▶ [Source records]:
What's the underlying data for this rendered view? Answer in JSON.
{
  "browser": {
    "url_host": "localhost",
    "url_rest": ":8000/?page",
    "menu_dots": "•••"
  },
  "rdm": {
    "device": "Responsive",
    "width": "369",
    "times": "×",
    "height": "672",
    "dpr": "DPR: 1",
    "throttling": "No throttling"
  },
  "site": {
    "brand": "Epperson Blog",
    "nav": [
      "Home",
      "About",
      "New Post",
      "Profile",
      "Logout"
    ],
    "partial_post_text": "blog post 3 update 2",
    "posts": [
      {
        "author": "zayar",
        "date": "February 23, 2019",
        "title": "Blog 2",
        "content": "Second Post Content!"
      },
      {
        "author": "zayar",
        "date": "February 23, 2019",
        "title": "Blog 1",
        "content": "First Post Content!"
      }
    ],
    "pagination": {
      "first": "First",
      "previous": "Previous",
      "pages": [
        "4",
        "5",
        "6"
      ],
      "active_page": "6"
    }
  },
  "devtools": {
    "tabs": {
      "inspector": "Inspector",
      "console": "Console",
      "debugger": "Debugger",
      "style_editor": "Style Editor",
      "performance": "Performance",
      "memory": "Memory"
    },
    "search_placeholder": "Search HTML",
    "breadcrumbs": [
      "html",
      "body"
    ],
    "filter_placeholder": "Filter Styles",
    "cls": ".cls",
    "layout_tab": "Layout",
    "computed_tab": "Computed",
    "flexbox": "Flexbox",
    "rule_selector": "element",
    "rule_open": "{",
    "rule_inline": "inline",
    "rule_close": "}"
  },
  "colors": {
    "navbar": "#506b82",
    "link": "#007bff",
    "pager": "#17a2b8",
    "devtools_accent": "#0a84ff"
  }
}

==

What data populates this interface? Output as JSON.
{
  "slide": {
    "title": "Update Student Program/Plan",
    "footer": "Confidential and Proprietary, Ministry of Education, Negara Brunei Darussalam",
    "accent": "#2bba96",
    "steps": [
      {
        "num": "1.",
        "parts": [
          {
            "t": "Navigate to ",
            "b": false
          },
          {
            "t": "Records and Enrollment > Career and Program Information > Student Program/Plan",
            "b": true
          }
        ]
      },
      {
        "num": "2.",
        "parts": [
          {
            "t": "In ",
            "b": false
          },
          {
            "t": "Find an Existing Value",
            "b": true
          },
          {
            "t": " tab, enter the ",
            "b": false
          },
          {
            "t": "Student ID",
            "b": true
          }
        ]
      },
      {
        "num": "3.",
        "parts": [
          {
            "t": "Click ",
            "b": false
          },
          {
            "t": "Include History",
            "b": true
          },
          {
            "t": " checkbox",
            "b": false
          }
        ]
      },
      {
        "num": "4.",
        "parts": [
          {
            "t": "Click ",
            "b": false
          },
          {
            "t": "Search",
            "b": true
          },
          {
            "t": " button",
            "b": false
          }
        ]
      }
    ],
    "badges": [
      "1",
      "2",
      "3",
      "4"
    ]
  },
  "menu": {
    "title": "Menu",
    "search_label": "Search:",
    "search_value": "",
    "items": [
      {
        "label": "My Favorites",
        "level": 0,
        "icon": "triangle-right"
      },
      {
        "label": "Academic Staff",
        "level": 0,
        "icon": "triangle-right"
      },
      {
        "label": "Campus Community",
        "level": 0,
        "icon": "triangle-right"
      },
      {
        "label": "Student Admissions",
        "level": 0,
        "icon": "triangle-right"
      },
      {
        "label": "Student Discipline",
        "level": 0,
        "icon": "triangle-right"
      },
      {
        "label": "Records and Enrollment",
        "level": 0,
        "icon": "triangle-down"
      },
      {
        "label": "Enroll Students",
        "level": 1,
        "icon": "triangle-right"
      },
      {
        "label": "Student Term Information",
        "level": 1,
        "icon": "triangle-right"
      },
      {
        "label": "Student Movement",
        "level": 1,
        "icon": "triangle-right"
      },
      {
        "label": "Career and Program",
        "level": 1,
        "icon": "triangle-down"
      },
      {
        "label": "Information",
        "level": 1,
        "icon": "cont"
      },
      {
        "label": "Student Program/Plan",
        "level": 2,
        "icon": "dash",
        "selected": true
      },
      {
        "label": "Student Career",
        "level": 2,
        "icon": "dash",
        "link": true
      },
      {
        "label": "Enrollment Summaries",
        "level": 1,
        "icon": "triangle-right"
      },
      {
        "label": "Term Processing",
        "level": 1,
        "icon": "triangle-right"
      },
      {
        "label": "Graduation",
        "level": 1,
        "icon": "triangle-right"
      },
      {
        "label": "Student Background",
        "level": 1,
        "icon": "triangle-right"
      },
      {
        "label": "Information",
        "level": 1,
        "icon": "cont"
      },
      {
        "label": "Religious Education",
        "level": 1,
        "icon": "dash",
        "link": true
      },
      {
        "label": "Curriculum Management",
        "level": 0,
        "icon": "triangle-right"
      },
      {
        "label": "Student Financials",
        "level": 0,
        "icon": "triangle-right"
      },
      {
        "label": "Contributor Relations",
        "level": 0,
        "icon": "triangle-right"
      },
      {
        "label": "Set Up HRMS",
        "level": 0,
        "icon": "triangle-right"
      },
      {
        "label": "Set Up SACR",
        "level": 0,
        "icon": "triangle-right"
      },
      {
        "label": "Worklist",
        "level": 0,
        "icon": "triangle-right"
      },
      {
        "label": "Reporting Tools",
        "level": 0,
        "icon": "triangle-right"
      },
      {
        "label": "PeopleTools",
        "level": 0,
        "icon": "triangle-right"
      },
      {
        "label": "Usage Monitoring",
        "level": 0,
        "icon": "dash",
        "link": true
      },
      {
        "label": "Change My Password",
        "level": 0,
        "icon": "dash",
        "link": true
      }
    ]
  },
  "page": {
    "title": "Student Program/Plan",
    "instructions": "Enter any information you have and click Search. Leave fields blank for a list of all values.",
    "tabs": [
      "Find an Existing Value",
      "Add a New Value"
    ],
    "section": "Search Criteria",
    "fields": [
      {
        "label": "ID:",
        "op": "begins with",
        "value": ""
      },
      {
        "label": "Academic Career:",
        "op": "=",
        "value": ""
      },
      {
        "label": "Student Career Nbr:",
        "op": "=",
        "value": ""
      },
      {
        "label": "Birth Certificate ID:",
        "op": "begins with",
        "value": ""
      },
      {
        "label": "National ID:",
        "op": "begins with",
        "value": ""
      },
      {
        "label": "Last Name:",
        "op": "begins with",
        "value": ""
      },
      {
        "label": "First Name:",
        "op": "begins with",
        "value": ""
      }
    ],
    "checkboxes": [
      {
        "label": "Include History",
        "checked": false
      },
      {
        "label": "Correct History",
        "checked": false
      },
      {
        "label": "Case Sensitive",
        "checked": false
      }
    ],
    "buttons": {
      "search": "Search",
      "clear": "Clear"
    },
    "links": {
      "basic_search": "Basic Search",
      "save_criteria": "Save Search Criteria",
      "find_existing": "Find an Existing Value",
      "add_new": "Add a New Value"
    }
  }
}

▶ [Exercise task]: From the listing above, collect every line that mentions the word "Include".

▶ [Finished exercise]:
            "t": "Include History",
        "label": "Include History",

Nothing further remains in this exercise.